Saved entries
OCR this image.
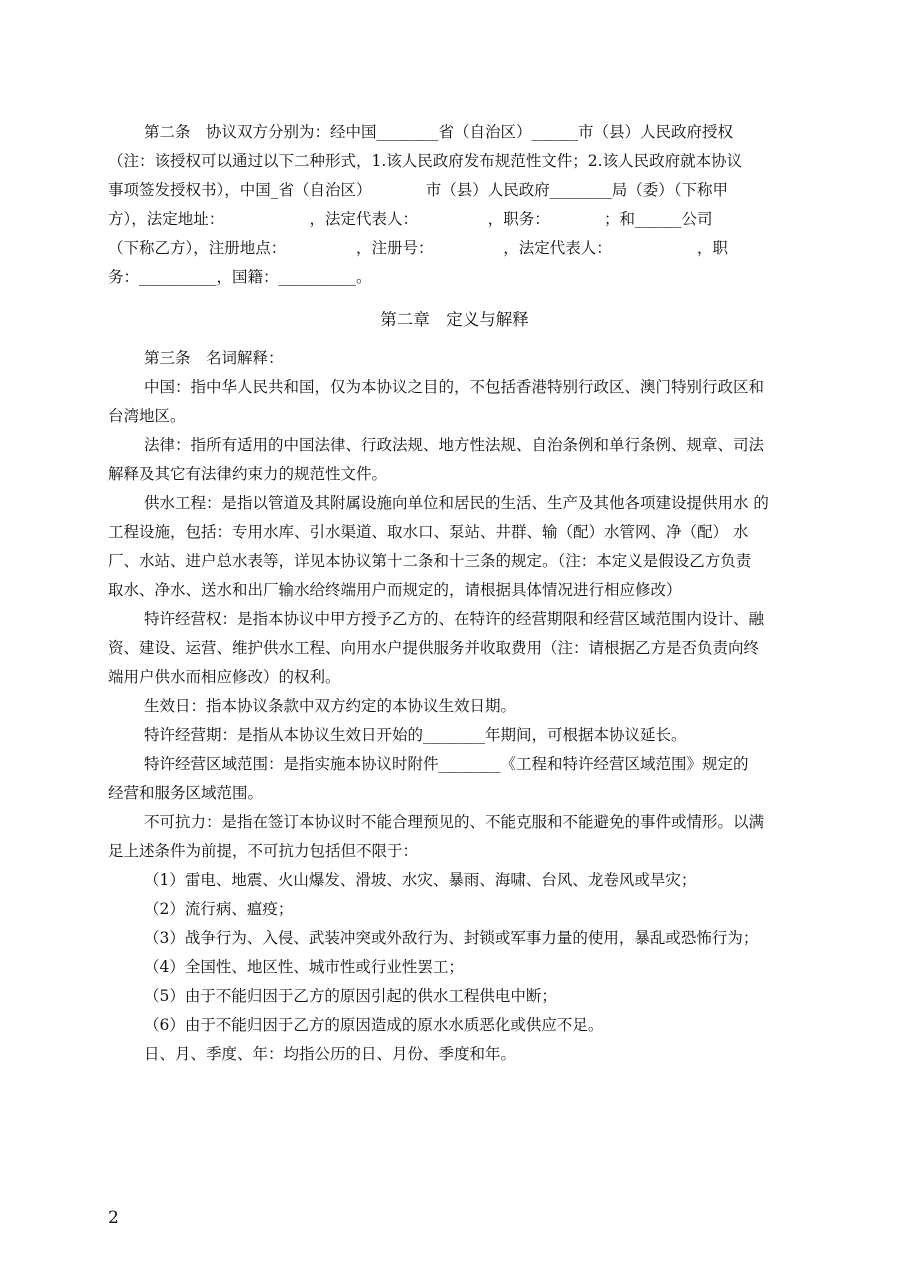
第二条　协议双方分别为：经中国________省（自治区）______市（县）人民政府授权

（注：该授权可以通过以下二种形式，1.该人民政府发布规范性文件；2.该人民政府就本协议

事项签发授权书），中国_省（自治区）　　　　市（县）人民政府________局（委）（下称甲

方），法定地址：　　　　　　，法定代表人：　　　　　，职务：　　　　；和______公司

（下称乙方），注册地点：　　　　　，注册号：　　　　　，法定代表人：　　　　　　，职

务：__________，国籍：__________。

第二章　定义与解释

第三条　名词解释：

中国：指中华人民共和国，仅为本协议之目的，不包括香港特别行政区、澳门特别行政区和

台湾地区。

法律：指所有适用的中国法律、行政法规、地方性法规、自治条例和单行条例、规章、司法

解释及其它有法律约束力的规范性文件。

供水工程：是指以管道及其附属设施向单位和居民的生活、生产及其他各项建设提供用水 的

工程设施，包括：专用水库、引水渠道、取水口、泵站、井群、输（配）水管网、净（配） 水

厂、水站、进户总水表等，详见本协议第十二条和十三条的规定。（注：本定义是假设乙方负责

取水、净水、送水和出厂输水给终端用户而规定的，请根据具体情况进行相应修改）

特许经营权：是指本协议中甲方授予乙方的、在特许的经营期限和经营区域范围内设计、融

资、建设、运营、维护供水工程、向用水户提供服务并收取费用（注：请根据乙方是否负责向终

端用户供水而相应修改）的权利。

生效日：指本协议条款中双方约定的本协议生效日期。

特许经营期：是指从本协议生效日开始的________年期间，可根据本协议延长。

特许经营区域范围：是指实施本协议时附件________《工程和特许经营区域范围》规定的

经营和服务区域范围。

不可抗力：是指在签订本协议时不能合理预见的、不能克服和不能避免的事件或情形。以满

足上述条件为前提，不可抗力包括但不限于：

（1）雷电、地震、火山爆发、滑坡、水灾、暴雨、海啸、台风、龙卷风或旱灾；

（2）流行病、瘟疫；

（3）战争行为、入侵、武装冲突或外敌行为、封锁或军事力量的使用，暴乱或恐怖行为；

（4）全国性、地区性、城市性或行业性罢工；

（5）由于不能归因于乙方的原因引起的供水工程供电中断；

（6）由于不能归因于乙方的原因造成的原水水质恶化或供应不足。

日、月、季度、年：均指公历的日、月份、季度和年。

2
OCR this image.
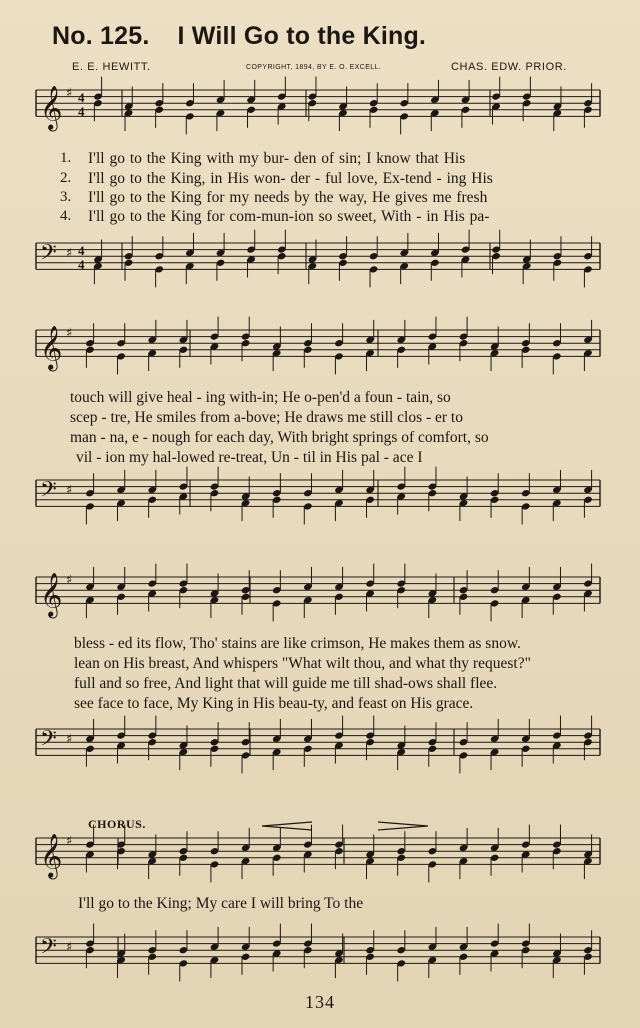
No. 125. I Will Go to the King.
E. E. HEWITT.	COPYRIGHT, 1894, BY E. O. EXCELL.	CHAS. EDW. PRIOR.
𝄞 ♯ 4
4
𝄢 ♯ 4
4
𝄞 ♯
𝄢 ♯
𝄞 ♯
𝄢 ♯
𝄞 ♯
𝄢 ♯
1.
2.
3.
4.
I'll go to the King with my bur- den of sin; I know that His
I'll go to the King, in His won- der - ful love, Ex-tend - ing His
I'll go to the King for my needs by the way, He gives me fresh
I'll go to the King for com-mun-ion so sweet, With - in His pa-
touch will give heal - ing with-in; He o-pen'd a foun - tain, so
scep - tre, He smiles from a-bove; He draws me still clos - er to
man - na, e - nough for each day, With bright springs of comfort, so
vil - ion my hal-lowed re-treat, Un - til in His pal - ace I
bless - ed its flow, Tho' stains are like crimson, He makes them as snow.
lean on His breast, And whispers "What wilt thou, and what thy request?"
full and so free, And light that will guide me till shad-ows shall flee.
see face to face, My King in His beau-ty, and feast on His grace.
CHORUS.
I'll go to the King; My care I will bring To the
134
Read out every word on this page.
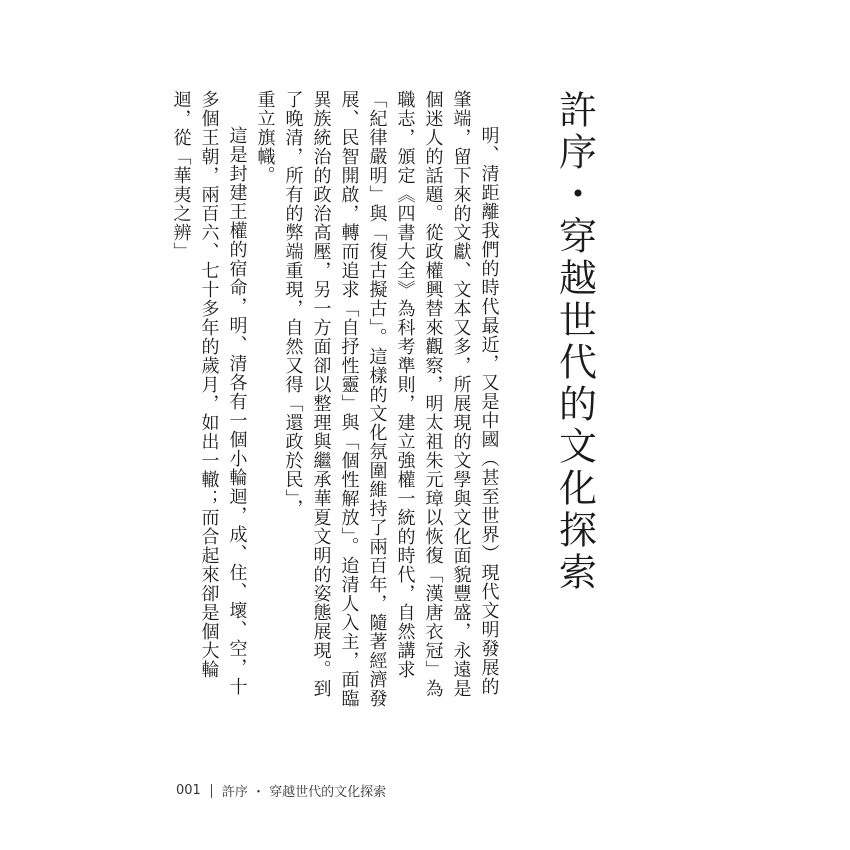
許序・穿越世代的文化探索

明、清距離我們的時代最近，又是中國（甚至世界）現代文明發展的肇端，留下來的文獻、文本又多，所展現的文學與文化面貌豐盛，永遠是個迷人的話題。從政權興替來觀察，明太祖朱元璋以恢復「漢唐衣冠」為職志，頒定《四書大全》為科考準則，建立強權一統的時代，自然講求「紀律嚴明」與「復古擬古」。這樣的文化氛圍維持了兩百年，隨著經濟發展、民智開啟，轉而追求「自抒性靈」與「個性解放」。迨清人入主，面臨異族統治的政治高壓，另一方面卻以整理與繼承華夏文明的姿態展現。到了晚清，所有的弊端重現，自然又得「還政於民」，

重立旗幟。

這是封建王權的宿命，明、清各有一個小輪迴，成、住、壞、空，十多個王朝，兩百六、七十多年的歲月，如出一轍；而合起來卻是個大輪迴，從「華夷之辨」

001 許序 ・ 穿越世代的文化探索
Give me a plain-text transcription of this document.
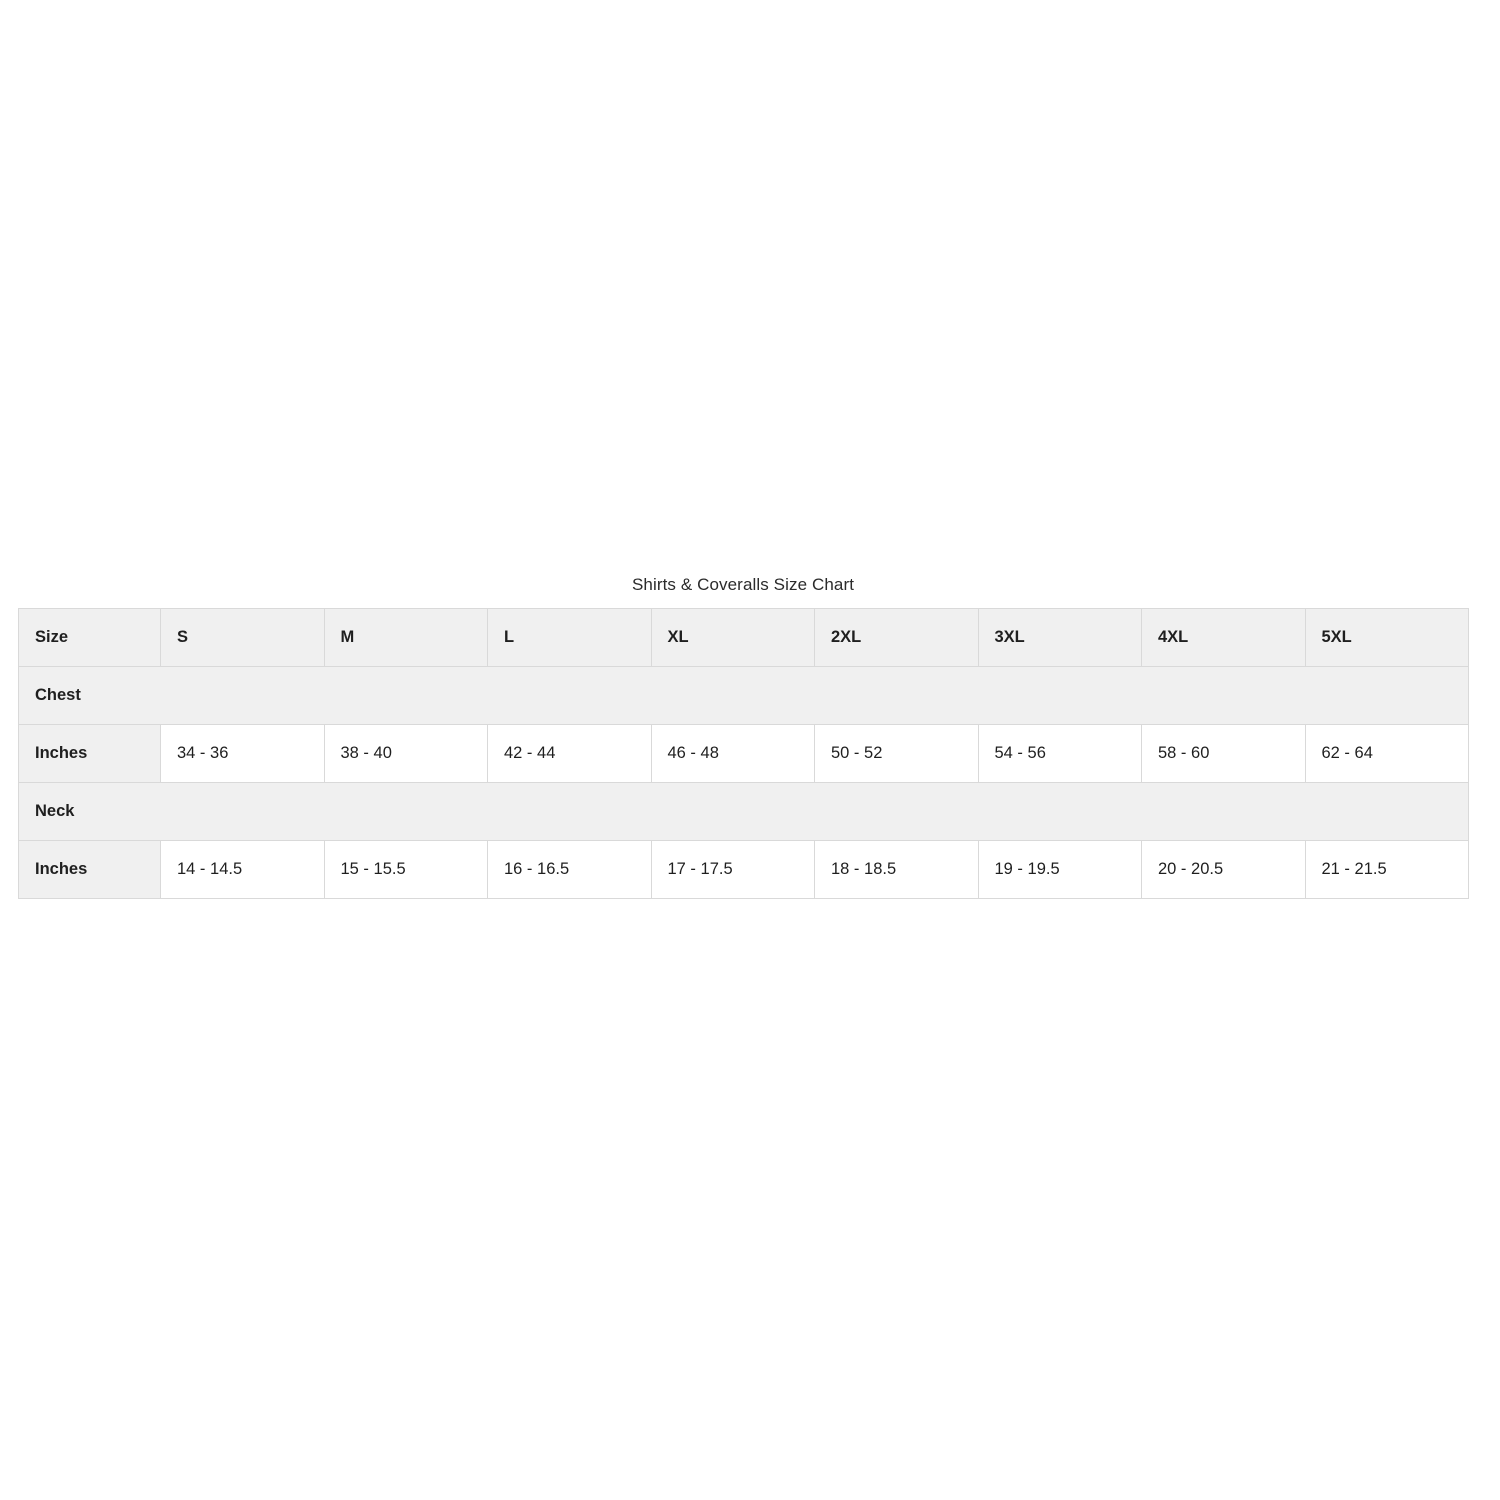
Shirts & Coveralls Size Chart
Size	S	M	L	XL	2XL	3XL	4XL	5XL
Chest								
Inches	34 - 36	38 - 40	42 - 44	46 - 48	50 - 52	54 - 56	58 - 60	62 - 64
Neck								
Inches	14 - 14.5	15 - 15.5	16 - 16.5	17 - 17.5	18 - 18.5	19 - 19.5	20 - 20.5	21 - 21.5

_What you have to do:_ Copy the lines starting at the line that contains "Give me a plain-text" and running to the final line of the entries, inclusive; omit all pictures.

_Task result:_
Give me a plain-text transcription of this document.
Shirts & Coveralls Size Chart
Size	S	M	L	XL	2XL	3XL	4XL	5XL
Chest								
Inches	34 - 36	38 - 40	42 - 44	46 - 48	50 - 52	54 - 56	58 - 60	62 - 64
Neck								
Inches	14 - 14.5	15 - 15.5	16 - 16.5	17 - 17.5	18 - 18.5	19 - 19.5	20 - 20.5	21 - 21.5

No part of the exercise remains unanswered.